▸ **EXTRACTED ENTRIES**
┌──

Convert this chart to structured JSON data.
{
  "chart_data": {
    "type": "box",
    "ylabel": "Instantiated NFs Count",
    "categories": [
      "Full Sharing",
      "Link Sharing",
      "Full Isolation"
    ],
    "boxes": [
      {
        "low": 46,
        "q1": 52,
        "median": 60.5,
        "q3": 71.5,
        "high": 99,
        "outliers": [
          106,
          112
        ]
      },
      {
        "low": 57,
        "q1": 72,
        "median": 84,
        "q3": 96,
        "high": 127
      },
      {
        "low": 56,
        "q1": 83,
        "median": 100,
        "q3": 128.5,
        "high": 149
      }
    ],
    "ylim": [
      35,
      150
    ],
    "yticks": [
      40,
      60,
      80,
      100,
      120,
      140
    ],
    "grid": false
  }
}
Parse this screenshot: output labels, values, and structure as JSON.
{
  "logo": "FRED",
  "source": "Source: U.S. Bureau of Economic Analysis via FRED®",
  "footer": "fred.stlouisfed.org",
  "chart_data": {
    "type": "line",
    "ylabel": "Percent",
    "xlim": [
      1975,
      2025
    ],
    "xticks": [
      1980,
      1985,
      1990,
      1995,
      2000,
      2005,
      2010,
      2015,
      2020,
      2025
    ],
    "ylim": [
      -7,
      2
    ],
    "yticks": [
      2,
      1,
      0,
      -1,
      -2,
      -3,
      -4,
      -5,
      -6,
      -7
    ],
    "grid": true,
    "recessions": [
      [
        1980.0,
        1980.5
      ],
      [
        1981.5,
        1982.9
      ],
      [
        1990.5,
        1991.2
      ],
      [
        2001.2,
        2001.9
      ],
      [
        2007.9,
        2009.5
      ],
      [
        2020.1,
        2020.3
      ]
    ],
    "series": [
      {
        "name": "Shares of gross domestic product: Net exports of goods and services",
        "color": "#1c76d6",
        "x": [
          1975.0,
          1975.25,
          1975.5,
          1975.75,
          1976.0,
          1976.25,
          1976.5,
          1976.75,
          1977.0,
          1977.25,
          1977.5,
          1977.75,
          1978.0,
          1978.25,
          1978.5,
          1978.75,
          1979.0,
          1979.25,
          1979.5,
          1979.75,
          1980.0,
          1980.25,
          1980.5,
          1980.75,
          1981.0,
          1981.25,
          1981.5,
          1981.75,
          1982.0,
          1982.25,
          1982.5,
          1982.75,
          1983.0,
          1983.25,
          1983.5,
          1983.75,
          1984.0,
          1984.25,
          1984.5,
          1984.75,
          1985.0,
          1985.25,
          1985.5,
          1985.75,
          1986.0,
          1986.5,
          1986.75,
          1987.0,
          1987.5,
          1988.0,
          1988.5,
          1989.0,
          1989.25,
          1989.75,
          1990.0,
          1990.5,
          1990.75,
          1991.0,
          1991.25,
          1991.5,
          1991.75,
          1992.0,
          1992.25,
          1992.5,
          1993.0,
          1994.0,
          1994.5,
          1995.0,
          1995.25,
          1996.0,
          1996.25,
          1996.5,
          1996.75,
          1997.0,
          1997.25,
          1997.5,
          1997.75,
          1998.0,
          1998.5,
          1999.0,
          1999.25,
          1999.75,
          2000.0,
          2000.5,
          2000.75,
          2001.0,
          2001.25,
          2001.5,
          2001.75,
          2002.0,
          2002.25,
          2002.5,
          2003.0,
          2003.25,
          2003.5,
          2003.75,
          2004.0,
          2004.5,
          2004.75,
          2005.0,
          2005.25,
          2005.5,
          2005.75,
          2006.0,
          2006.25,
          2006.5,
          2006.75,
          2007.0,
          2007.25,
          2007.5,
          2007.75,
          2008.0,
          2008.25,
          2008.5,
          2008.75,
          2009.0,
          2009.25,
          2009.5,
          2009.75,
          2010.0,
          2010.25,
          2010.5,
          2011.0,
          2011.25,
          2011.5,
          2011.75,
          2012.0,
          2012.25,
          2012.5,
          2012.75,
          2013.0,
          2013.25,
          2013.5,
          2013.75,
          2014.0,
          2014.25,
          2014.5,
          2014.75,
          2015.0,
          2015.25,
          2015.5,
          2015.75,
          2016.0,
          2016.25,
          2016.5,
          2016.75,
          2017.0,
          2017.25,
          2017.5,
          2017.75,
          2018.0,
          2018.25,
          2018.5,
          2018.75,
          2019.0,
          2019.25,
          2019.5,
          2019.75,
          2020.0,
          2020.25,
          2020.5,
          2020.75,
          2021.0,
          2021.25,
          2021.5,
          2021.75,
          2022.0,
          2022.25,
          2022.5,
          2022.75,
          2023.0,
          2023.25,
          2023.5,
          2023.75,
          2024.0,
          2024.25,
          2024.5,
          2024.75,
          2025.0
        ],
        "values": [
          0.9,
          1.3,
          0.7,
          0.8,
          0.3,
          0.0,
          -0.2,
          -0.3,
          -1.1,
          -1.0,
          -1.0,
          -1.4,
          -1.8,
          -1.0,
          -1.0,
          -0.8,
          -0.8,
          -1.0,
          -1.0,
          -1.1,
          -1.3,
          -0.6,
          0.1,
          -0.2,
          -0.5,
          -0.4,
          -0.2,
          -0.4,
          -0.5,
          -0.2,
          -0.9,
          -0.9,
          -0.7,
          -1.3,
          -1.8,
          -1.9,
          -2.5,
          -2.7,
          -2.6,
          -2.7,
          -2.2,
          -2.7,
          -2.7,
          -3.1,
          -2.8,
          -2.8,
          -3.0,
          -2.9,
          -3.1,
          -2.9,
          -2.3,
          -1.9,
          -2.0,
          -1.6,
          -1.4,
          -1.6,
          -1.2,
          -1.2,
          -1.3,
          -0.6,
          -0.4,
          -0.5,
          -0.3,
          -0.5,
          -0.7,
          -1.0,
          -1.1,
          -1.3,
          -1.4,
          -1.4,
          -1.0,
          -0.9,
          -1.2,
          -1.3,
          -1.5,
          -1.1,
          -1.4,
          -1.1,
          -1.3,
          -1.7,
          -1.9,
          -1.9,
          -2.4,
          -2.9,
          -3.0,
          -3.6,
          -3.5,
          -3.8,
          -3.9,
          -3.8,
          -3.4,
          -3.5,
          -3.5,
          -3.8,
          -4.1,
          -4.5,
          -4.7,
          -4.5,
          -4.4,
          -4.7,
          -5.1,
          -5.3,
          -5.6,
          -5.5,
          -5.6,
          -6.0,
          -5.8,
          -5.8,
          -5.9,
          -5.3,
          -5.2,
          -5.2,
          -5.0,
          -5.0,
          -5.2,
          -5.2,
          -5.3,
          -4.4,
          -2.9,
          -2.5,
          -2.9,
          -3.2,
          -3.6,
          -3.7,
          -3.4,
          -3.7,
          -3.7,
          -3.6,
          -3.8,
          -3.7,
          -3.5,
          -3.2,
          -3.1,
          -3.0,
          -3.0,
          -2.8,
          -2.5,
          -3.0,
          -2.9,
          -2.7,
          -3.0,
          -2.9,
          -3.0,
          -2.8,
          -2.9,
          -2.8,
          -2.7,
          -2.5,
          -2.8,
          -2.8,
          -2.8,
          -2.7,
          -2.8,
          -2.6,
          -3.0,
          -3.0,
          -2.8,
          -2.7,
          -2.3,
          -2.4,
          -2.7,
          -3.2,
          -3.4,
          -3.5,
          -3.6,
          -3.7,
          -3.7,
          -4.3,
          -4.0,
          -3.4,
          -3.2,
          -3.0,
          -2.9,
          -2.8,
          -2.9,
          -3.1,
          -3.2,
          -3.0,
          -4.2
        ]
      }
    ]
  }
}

└──

▸ **TO DO**
Each line in the listing above that contains "ylabel" should be copied.

▸ **FINISHED TASK**
    "ylabel": "Instantiated NFs Count",
    "ylabel": "Percent",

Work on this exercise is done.